*INSTRUCTIONS FOR THE TASK*: Extract all lines in the data that contain the word "činnosti".

*PROVIDED DATA*:
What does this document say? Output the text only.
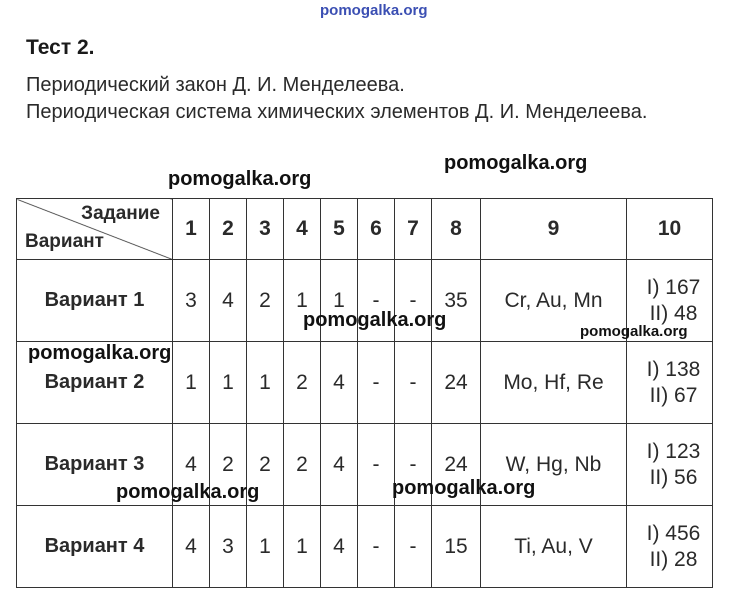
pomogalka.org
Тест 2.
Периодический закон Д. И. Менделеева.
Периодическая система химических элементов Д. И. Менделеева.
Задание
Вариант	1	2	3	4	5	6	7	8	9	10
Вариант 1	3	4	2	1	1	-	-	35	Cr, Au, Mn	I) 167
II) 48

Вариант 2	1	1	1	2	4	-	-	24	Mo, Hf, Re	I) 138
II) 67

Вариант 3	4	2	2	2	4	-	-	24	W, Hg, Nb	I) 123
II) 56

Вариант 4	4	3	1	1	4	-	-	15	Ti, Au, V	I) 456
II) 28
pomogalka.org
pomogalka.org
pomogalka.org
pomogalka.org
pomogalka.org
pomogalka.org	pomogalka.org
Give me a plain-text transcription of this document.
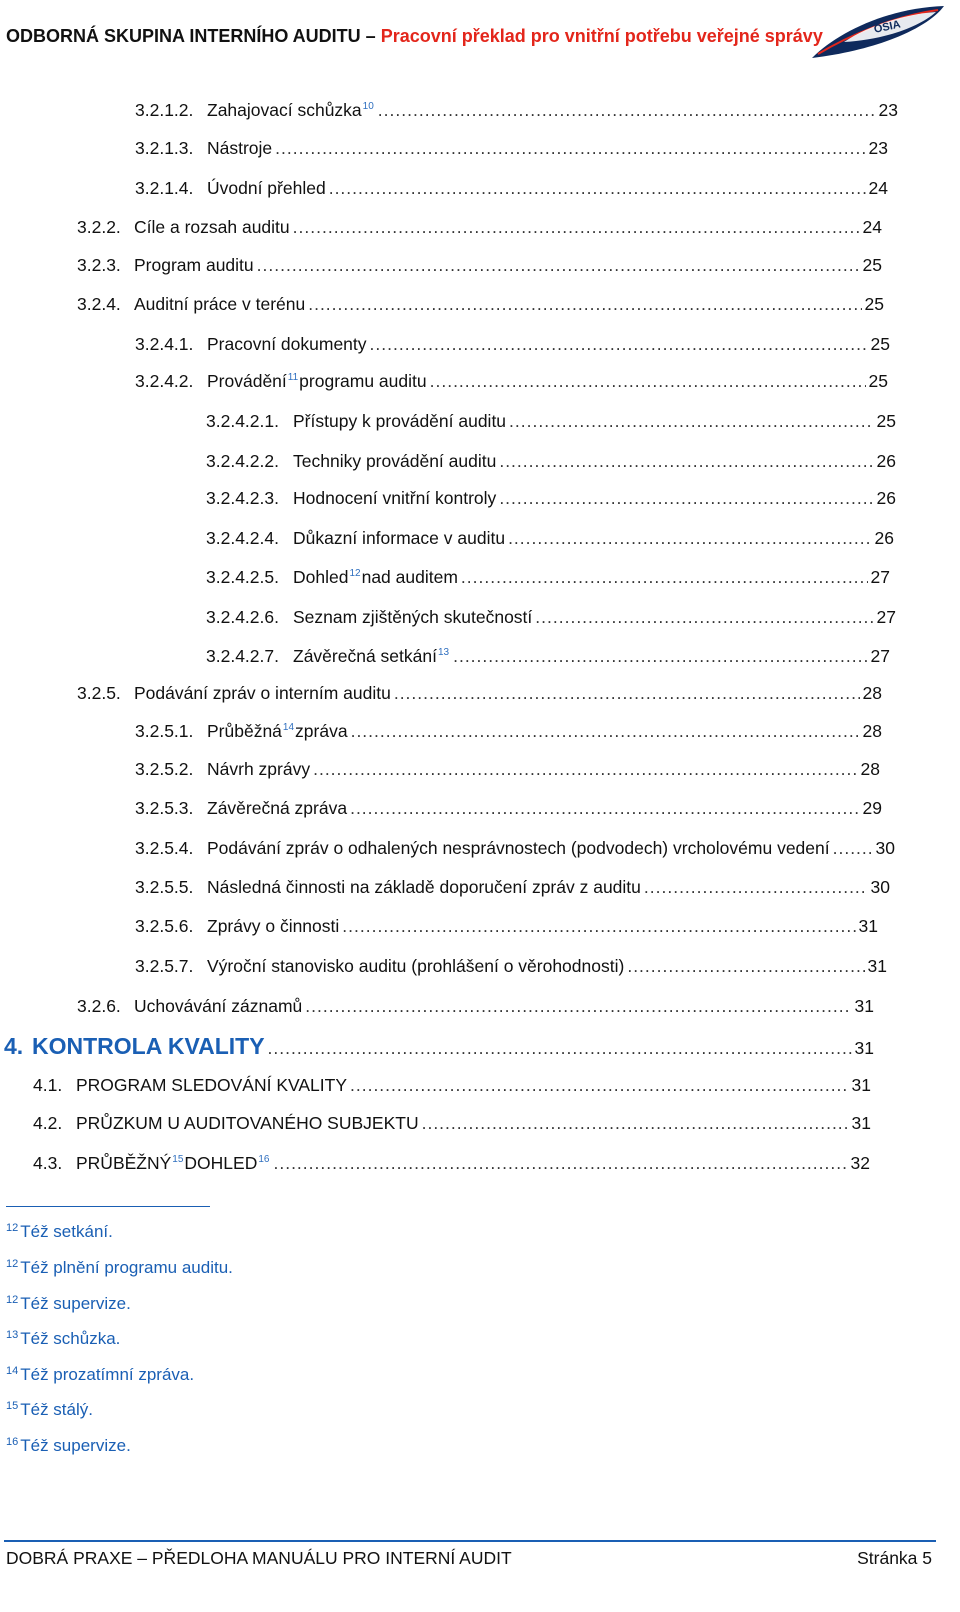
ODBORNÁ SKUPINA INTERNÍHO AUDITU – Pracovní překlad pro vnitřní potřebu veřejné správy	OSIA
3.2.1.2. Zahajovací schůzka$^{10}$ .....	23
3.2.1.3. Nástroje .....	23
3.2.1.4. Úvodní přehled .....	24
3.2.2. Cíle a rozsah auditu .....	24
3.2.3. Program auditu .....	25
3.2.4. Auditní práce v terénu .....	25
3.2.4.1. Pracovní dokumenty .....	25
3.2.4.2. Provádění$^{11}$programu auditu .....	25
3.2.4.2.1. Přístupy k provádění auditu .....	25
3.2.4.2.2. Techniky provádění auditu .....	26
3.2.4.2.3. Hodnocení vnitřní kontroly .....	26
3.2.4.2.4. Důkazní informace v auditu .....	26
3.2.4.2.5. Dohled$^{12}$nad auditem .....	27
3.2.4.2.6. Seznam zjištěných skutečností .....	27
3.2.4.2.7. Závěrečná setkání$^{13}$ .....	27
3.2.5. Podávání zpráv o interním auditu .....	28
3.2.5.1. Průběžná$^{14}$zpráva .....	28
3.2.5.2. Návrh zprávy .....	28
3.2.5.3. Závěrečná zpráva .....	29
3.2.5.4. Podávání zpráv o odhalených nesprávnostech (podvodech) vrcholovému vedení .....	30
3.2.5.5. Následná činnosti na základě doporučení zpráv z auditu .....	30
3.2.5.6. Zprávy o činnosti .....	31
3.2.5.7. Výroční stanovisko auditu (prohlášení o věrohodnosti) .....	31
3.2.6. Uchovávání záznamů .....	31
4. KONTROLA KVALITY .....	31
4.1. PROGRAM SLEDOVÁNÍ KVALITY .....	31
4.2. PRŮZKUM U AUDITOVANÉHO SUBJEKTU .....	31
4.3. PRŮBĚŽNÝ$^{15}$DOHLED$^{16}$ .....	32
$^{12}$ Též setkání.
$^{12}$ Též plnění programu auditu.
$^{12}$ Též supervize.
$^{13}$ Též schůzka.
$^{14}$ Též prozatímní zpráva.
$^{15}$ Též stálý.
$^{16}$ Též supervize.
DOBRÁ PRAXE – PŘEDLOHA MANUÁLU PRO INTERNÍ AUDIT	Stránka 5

---

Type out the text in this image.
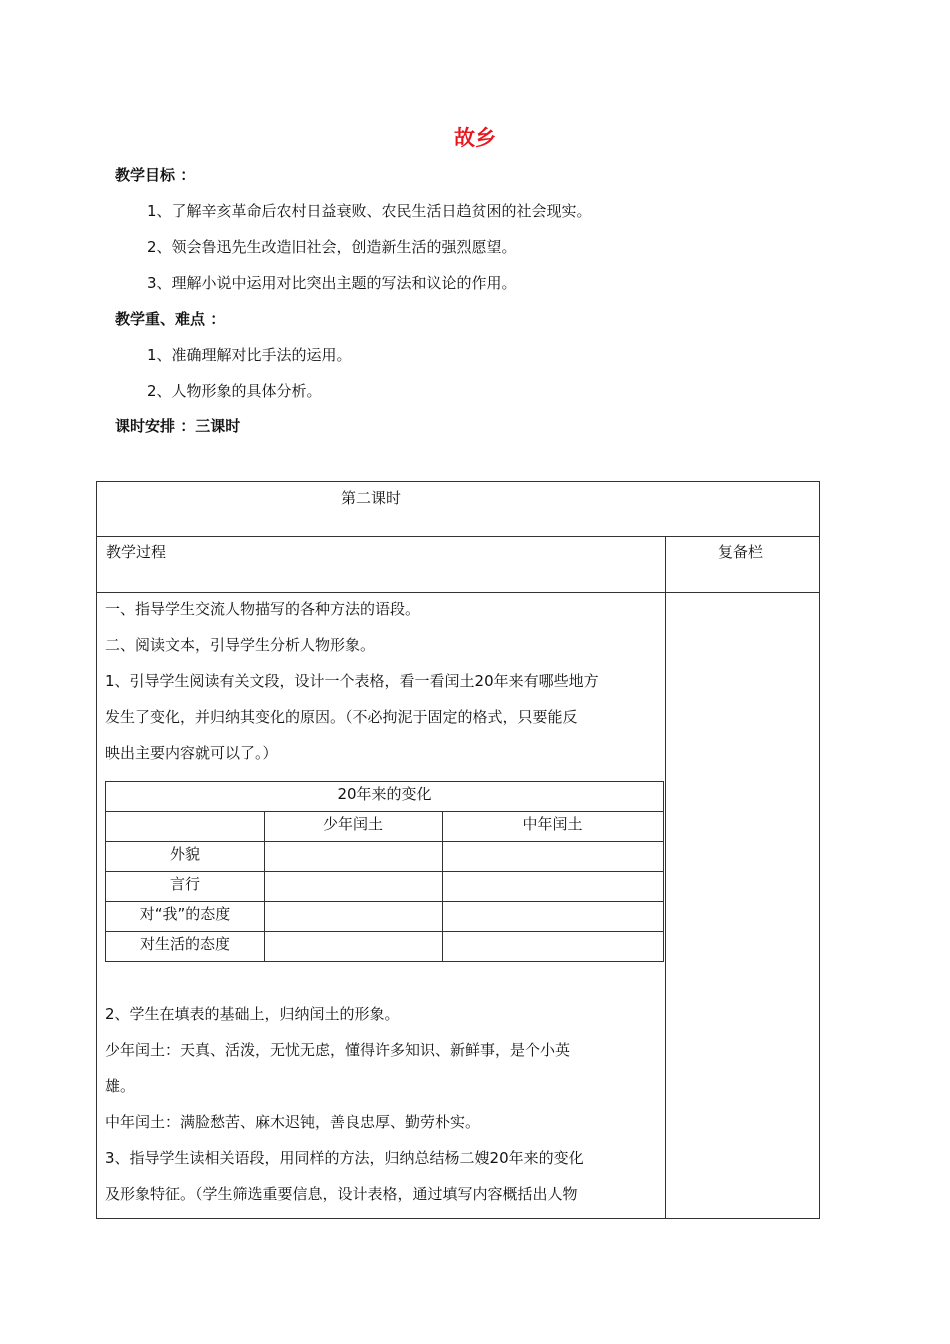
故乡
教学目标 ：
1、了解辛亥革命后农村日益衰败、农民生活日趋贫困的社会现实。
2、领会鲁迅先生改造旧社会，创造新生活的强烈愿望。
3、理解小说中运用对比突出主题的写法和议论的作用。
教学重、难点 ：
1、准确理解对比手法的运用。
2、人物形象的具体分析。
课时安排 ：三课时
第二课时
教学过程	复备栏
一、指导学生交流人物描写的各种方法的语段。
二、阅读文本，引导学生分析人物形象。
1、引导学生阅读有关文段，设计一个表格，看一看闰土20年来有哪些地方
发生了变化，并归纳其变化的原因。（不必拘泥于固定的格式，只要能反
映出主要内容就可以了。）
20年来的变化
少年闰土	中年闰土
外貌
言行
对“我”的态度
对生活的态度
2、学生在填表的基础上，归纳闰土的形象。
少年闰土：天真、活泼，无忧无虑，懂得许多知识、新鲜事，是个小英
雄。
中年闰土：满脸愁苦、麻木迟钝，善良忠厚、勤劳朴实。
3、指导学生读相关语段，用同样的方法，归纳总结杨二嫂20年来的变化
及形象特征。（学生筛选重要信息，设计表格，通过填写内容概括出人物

==

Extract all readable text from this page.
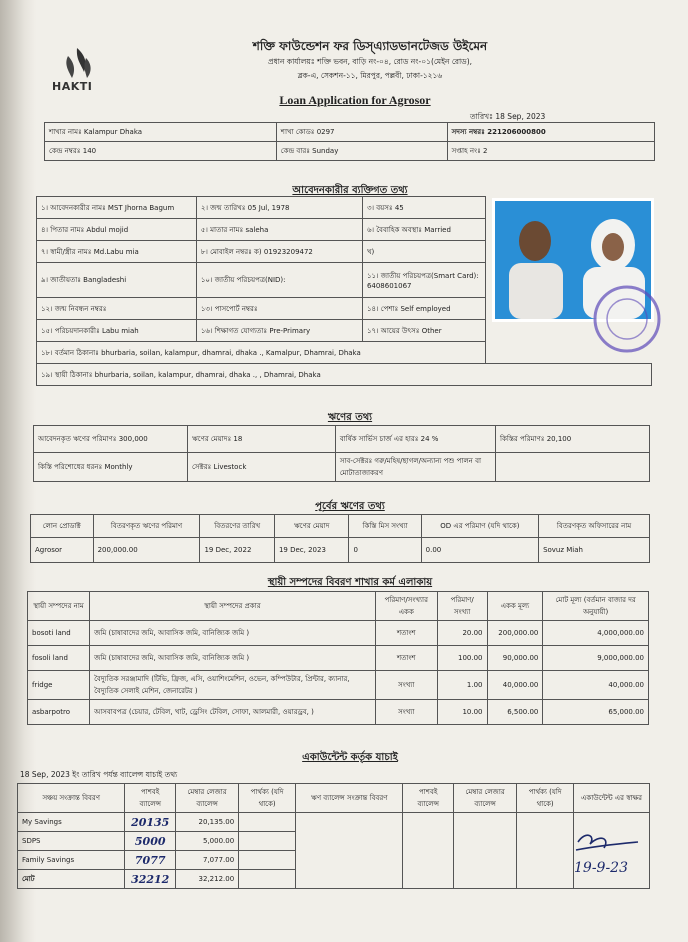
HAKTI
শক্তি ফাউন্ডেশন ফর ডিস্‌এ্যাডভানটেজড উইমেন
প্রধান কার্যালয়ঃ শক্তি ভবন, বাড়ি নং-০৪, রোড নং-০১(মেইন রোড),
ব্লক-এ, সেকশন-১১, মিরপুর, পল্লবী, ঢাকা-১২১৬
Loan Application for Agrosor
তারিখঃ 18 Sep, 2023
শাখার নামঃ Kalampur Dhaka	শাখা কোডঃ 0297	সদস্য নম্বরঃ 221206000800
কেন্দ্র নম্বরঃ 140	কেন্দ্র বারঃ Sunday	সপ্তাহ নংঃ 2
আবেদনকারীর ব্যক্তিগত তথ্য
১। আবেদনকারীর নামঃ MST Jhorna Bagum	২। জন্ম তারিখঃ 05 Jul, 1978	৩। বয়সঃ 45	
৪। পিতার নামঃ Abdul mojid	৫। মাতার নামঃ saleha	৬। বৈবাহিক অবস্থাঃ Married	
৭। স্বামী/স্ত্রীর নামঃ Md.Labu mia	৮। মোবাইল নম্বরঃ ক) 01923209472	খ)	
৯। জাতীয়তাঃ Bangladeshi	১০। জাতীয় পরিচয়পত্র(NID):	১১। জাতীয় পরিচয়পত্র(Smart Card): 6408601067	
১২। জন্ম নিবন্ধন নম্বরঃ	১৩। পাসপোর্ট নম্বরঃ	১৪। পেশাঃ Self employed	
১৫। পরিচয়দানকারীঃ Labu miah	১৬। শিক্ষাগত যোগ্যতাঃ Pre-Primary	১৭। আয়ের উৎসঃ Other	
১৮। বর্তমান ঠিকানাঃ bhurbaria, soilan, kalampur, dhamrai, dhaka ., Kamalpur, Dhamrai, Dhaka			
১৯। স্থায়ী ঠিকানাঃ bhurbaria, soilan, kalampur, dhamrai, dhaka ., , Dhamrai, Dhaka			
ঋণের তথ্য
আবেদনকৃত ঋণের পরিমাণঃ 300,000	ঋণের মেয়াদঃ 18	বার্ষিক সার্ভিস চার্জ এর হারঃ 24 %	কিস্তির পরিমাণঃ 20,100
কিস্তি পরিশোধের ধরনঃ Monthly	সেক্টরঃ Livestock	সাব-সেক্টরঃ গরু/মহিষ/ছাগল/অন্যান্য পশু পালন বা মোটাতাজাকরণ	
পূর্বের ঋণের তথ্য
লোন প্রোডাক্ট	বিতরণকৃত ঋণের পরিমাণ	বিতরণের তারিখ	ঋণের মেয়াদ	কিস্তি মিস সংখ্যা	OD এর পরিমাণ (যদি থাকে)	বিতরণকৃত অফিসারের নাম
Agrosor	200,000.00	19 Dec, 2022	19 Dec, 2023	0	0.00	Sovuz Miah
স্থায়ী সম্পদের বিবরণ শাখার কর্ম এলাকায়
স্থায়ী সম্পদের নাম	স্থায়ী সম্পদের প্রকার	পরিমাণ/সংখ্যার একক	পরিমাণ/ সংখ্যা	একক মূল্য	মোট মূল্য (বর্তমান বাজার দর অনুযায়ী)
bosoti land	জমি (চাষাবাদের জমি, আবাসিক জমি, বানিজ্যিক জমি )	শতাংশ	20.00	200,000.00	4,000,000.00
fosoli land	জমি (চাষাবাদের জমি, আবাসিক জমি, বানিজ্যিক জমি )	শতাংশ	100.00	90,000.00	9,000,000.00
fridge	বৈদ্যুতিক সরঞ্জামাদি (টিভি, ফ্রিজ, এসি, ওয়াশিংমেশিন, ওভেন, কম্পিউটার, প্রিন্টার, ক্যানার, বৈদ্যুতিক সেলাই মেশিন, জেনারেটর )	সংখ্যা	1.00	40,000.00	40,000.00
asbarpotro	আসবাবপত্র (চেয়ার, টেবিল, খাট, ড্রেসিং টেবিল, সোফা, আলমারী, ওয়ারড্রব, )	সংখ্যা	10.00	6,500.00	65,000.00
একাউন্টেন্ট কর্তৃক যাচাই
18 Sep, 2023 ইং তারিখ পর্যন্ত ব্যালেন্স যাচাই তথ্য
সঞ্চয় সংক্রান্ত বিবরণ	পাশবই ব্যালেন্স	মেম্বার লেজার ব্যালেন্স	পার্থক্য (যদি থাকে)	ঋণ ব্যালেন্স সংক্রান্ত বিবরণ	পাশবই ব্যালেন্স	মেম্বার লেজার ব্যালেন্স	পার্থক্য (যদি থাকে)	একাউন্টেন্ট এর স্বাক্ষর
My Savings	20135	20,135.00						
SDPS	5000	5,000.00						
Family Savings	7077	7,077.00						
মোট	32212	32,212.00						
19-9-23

*OUTPUT FOR THIS EXERCISE*:
3.2.5.5. Následná činnosti na základě doporučení zpráv z auditu .....	30
3.2.5.6. Zprávy o činnosti .....	31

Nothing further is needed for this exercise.